== Data for the task
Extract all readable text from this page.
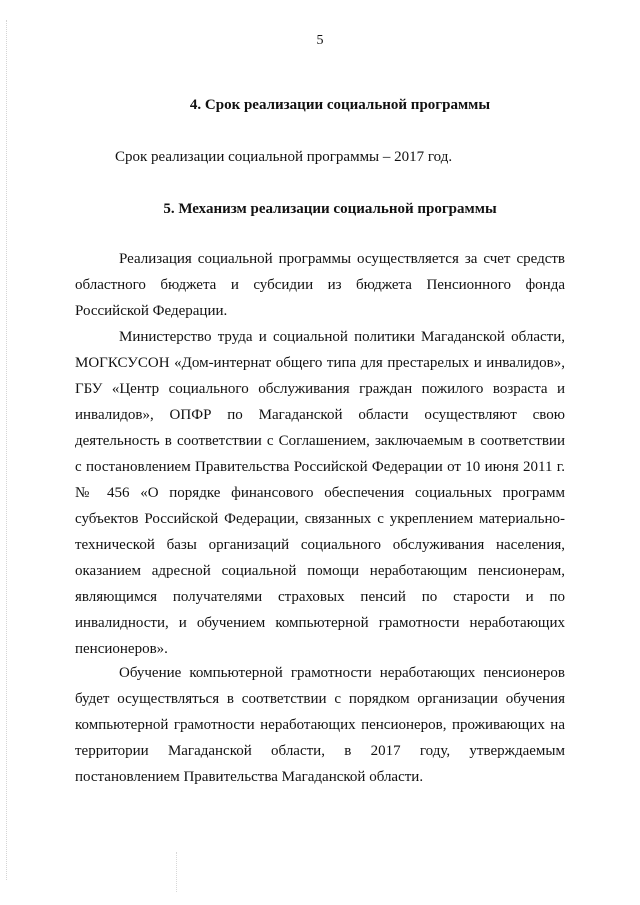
5
4. Срок реализации социальной программы
Срок реализации социальной программы – 2017 год.
5. Механизм реализации социальной программы

Реализация социальной программы осуществляется за счет средств областного бюджета и субсидии из бюджета Пенсионного фонда Российской Федерации.

Министерство труда и социальной политики Магаданской области, МОГКСУСОН «Дом-интернат общего типа для престарелых и инвалидов», ГБУ «Центр социального обслуживания граждан пожилого возраста и инвалидов», ОПФР по Магаданской области осуществляют свою деятельность в соответствии с Соглашением, заключаемым в соответствии с постановлением Правительства Российской Федерации от 10 июня 2011 г. № 456 «О порядке финансового обеспечения социальных программ субъектов Российской Федерации, связанных с укреплением материально-технической базы организаций социального обслуживания населения, оказанием адресной социальной помощи неработающим пенсионерам, являющимся получателями страховых пенсий по старости и по инвалидности, и обучением компьютерной грамотности неработающих пенсионеров».

Обучение компьютерной грамотности неработающих пенсионеров будет осуществляться в соответствии с порядком организации обучения компьютерной грамотности неработающих пенсионеров, проживающих на территории Магаданской области, в 2017 году, утверждаемым постановлением Правительства Магаданской области.
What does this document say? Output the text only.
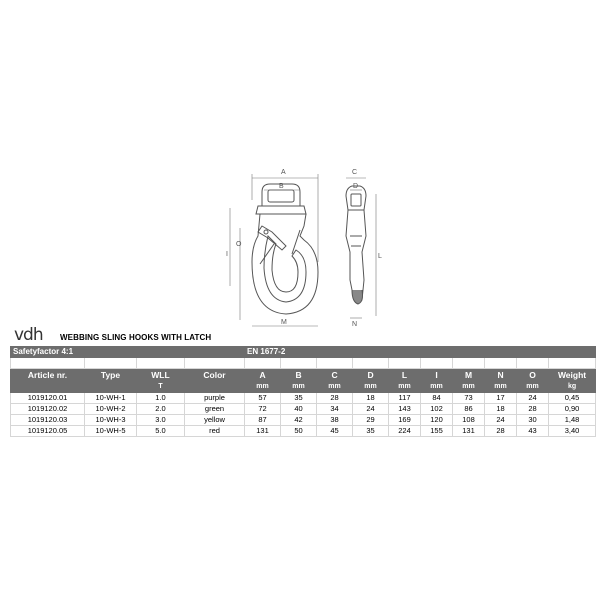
A
B
O
I
M
C
D
L
N
vdh WEBBING SLING HOOKS WITH LATCH
Safetyfactor 4:1				EN 1677-2									

Article nr.	Type	WLL	Color	A	B	C	D	L	I	M	N	O	Weight
		T		mm	mm	mm	mm	mm	mm	mm	mm	mm	kg
1019120.01	10-WH-1	1.0	purple	57	35	28	18	117	84	73	17	24	0,45
1019120.02	10-WH-2	2.0	green	72	40	34	24	143	102	86	18	28	0,90
1019120.03	10-WH-3	3.0	yellow	87	42	38	29	169	120	108	24	30	1,48
1019120.05	10-WH-5	5.0	red	131	50	45	35	224	155	131	28	43	3,40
====
* Exercise instructions: From the records given above, copy all lines containing "Срок".

* Written reply:
4. Срок реализации социальной программы
Срок реализации социальной программы – 2017 год.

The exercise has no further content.